---------- Data records ----------

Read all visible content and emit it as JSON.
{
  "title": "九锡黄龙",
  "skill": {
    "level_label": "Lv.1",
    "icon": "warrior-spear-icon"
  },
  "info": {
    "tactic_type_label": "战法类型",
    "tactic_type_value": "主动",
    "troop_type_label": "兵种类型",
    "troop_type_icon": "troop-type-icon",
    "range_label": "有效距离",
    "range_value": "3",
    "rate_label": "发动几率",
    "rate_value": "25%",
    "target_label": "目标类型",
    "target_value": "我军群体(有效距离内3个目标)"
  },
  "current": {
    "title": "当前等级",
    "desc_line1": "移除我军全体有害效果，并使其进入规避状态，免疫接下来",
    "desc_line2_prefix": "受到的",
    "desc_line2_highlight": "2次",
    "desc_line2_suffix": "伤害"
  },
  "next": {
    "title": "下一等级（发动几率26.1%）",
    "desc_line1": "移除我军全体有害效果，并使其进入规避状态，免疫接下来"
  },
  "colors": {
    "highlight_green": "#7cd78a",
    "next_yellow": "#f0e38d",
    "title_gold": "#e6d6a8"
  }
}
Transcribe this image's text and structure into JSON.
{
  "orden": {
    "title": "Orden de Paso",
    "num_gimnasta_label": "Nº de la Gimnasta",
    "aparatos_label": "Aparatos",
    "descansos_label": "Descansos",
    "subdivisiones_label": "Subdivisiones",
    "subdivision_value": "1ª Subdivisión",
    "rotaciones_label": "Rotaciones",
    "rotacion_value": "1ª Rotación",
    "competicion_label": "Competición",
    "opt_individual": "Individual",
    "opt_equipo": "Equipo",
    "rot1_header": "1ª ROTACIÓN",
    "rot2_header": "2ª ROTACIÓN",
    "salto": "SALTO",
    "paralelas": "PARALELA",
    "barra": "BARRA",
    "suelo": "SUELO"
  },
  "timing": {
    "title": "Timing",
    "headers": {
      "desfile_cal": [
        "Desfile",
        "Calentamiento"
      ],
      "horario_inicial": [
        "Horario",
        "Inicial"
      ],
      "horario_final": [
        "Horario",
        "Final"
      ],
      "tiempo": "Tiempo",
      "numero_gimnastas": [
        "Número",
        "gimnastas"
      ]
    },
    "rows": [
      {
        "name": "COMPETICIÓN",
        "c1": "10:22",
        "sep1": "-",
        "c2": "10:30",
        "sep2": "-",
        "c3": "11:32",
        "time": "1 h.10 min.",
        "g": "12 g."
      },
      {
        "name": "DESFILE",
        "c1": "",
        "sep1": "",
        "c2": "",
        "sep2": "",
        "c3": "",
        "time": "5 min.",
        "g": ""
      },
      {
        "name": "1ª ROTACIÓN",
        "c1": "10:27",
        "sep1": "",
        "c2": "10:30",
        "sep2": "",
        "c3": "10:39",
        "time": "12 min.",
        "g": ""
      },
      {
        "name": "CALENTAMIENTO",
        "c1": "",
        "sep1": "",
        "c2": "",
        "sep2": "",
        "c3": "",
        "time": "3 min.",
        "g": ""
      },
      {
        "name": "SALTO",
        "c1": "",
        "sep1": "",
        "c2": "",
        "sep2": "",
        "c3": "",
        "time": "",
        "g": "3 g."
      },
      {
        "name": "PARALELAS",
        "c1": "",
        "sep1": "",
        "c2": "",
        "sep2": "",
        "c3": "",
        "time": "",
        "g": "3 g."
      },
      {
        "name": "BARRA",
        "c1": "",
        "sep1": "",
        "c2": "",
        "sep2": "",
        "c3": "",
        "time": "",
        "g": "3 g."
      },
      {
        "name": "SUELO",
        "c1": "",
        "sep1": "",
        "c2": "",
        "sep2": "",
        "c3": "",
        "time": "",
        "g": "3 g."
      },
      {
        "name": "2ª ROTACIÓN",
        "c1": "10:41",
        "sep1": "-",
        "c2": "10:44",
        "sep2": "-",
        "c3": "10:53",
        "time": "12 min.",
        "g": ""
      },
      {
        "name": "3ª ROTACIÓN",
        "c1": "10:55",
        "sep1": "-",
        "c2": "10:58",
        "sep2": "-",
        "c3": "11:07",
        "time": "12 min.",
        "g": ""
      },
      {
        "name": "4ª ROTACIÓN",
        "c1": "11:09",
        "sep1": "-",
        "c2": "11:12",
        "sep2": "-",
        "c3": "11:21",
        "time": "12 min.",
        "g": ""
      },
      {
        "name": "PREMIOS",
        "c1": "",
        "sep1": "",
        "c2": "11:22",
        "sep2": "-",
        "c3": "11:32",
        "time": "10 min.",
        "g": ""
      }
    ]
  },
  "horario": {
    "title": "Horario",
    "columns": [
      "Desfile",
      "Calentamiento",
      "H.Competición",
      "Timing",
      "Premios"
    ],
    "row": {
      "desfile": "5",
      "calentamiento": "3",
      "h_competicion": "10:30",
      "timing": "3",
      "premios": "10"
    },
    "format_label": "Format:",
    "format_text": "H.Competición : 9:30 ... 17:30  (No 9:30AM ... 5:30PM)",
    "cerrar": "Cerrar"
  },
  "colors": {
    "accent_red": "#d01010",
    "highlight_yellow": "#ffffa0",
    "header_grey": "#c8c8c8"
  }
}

----------

Check each line above for the string "icon", then copy the ones that have it.

Exercise output:
    "icon": "warrior-spear-icon"
    "troop_type_icon": "troop-type-icon",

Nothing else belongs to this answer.